* Texte de la page
____________________

Ces auteurs fondent leurs conclusions sur un ensemble d’exemples de traitement de données à très grande échelle utilisant le machine learning et le data mining pour détecter des corrélations et des tendances. Il en va ainsi de Walmart qui a mis en place entre 2000 et 2008 un data warehouse capable de stocker 4 Petaoctets, (4 Millions de Gigaoctets) correspondant à l’ensemble des données d’achats réalisés dans ses points de vente pour contrôler l’efficacité de ses campagnes marketing, de sa stratégie de prix et améliorer la gestion de sa supply chain. Sur le plan scientifique, le Large Haldron Collider produit 60 Teraoctets de données par jour (soit 60 000 Gigaoctets) soit 15 Petaoctets de données par an (15 Millions de Gigaoctet) qui sont traités par des infrastructures automatiques adaptées.

Néanmoins le Big Data ne se définit pas uniquement par la quantité de données traitées. La science des données se caractérise par la loi des 5V que sont : le volume, la variété, la vitesse d’acquisition et de transmission, la véracité, la valeur. Le parallèle est ici immédiat avec les lois de Moore, de Kryder, et de Nielsen. On parlera de démarche Big Data uniquement quand au moins deux des trois dimensions suivantes : volume, variété et vitesse sont impliquées dans le traitement des données.

____________________

* Tâches et exercices
1. Relevez dans le texte sur le Big Data ci-dessus toutes les composantes de la loi des 5V.
2. Poursuivez le texte sur le Big Data ci-dessus à partir de sa dernière phrase.

* Données sources
____________________

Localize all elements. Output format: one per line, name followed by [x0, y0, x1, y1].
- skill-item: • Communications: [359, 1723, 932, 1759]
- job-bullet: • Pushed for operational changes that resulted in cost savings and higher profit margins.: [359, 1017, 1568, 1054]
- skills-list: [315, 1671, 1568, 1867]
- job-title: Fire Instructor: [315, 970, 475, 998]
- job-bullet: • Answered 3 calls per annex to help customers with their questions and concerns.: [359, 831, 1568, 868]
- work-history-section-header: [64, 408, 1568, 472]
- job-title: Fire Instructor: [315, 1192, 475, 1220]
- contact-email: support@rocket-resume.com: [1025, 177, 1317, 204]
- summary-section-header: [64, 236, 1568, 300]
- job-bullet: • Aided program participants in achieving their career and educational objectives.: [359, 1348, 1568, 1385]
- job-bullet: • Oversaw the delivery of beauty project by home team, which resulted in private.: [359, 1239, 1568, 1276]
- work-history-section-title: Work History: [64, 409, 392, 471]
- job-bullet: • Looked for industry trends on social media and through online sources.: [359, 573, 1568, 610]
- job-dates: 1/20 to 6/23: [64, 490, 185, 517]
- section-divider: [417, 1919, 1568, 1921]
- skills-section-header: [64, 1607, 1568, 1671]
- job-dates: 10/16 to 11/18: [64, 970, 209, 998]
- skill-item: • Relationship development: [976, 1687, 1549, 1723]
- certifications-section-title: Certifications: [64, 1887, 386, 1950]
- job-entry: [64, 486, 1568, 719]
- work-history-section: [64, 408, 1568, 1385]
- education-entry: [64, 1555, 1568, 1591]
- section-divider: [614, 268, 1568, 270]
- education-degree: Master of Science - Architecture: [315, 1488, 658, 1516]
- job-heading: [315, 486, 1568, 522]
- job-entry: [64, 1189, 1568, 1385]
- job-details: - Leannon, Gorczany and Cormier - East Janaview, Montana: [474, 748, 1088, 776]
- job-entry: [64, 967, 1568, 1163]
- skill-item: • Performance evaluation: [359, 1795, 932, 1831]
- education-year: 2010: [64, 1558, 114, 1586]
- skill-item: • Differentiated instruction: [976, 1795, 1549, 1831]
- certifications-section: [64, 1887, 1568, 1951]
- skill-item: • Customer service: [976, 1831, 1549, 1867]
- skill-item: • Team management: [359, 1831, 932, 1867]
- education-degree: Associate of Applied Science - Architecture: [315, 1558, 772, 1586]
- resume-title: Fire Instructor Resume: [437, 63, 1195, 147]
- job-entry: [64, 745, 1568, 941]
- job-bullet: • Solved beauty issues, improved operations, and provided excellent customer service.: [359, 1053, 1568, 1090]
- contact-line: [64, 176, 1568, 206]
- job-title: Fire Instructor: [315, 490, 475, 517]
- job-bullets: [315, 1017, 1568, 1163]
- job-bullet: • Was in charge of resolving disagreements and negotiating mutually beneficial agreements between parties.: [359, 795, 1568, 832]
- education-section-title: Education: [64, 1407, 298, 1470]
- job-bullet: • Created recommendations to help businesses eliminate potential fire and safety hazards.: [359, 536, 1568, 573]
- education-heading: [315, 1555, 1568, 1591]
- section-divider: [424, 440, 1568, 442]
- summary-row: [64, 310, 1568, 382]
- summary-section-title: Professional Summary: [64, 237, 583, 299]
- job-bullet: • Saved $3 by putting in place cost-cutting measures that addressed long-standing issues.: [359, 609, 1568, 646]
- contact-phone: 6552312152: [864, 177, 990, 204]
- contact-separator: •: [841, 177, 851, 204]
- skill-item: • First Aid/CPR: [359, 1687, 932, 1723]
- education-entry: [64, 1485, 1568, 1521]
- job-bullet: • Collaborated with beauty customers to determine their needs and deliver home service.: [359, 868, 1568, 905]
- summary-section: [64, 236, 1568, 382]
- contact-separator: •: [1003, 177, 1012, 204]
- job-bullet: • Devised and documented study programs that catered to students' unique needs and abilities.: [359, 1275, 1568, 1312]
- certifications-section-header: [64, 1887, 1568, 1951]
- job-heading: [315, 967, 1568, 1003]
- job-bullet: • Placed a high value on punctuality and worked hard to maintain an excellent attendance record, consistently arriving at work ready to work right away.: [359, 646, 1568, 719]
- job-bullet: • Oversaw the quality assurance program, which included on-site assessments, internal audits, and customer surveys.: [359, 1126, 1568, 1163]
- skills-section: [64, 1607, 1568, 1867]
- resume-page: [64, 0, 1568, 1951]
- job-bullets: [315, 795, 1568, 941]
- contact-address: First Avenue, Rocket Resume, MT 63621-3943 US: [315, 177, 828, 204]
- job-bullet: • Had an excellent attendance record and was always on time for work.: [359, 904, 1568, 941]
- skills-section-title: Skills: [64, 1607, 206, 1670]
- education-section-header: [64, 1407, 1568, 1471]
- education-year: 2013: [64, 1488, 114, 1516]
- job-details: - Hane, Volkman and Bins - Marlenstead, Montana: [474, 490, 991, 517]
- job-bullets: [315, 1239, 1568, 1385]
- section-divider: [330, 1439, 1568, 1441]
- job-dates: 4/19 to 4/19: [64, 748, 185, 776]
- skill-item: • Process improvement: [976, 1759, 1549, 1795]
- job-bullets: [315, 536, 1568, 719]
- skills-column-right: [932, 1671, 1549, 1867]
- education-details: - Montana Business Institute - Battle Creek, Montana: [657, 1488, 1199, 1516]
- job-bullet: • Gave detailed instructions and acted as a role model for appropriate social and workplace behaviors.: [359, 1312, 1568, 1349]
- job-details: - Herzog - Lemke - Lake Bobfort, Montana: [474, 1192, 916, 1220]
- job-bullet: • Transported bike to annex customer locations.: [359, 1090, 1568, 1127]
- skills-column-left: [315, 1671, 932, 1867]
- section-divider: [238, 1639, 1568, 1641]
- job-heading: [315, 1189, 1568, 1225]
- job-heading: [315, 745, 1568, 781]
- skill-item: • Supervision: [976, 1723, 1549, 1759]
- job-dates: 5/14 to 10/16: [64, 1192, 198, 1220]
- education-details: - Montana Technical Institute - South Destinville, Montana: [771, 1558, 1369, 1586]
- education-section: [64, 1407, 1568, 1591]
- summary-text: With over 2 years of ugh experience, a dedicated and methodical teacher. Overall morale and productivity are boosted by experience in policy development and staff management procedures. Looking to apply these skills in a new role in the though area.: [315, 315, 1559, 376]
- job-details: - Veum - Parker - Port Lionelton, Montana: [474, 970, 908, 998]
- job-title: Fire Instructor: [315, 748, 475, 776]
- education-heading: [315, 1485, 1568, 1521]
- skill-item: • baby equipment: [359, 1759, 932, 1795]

____________________

* Réponses proposées
1.
- le volume
- la variété
- la vitesse d’acquisition et de transmission
- la véracité
- la valeur

2.
LE VOLUME

Le volume de données stockées est aujourd’hui sans limites et nécessite de combiner à la fois la puissance de calcul, l’intelligence des algorithmes et la capacité de stockage pour répondre aux nouveaux enjeux.

Le volume de données produites dans le monde augmente de manière exponentielle. On estime aujourd’hui que 90% des données disponibles ont moins de deux ans et la production de données devrait exploser de 800% d’ici 5 ans.

La croissance du stock mondial de données est telle que depuis 2002, la quantité d’informations numérisées a surpassé la quantité d’informations produites depuis l’invention du papier.

En 2016, 2.5 exaoctets de données sont produits chaque jour (2 500 milliards de gigaoctets). Si l’on considère qu’un long-métrage peut être compressé en un fichier de 1 Go, cela représente l’équivalent de 2 500 milliards de films produits par jour. Le stockage de toutes les informations disponibles dans le monde sur nos anciens CD-Roms représente cinq fois la distance terre-lune (à raison de 0,650 Gigaoctet pour 1,2 mm d’épaisseur).

 

LA VARIETE

La variété fait référence aux différents formats de représentation des données (enregistrements audios, vidéos, données transactionnelles, web analytics, données textuelles, images, etc.) qui sont « un premier niveau d’abstraction qui répond au traitement spécifique de chaque type de données dans un objectif d’efficacité » Ainsi, une donnée au format musical ne sera pas traitée de la même manière qu’une donnée au format texte. On estime aujourd’hui que plus de 80 % (certains analystes évoquent 95 à 99%) des données disponibles dans le monde sont « non-structurées » ou « semi-structurées » :

« Les données non-structurées sont celles pour lesquelles il n’existe pas de représentation entre leur codage binaire et leur perception : les textes, les images, les sons sont des données [qui doivent être interprétées]. Du fait de l’évolution du monde numérique, les données non structurées dominent les données structurées par leur volume, la densité et la richesse de l’information qu’elles véhiculent. »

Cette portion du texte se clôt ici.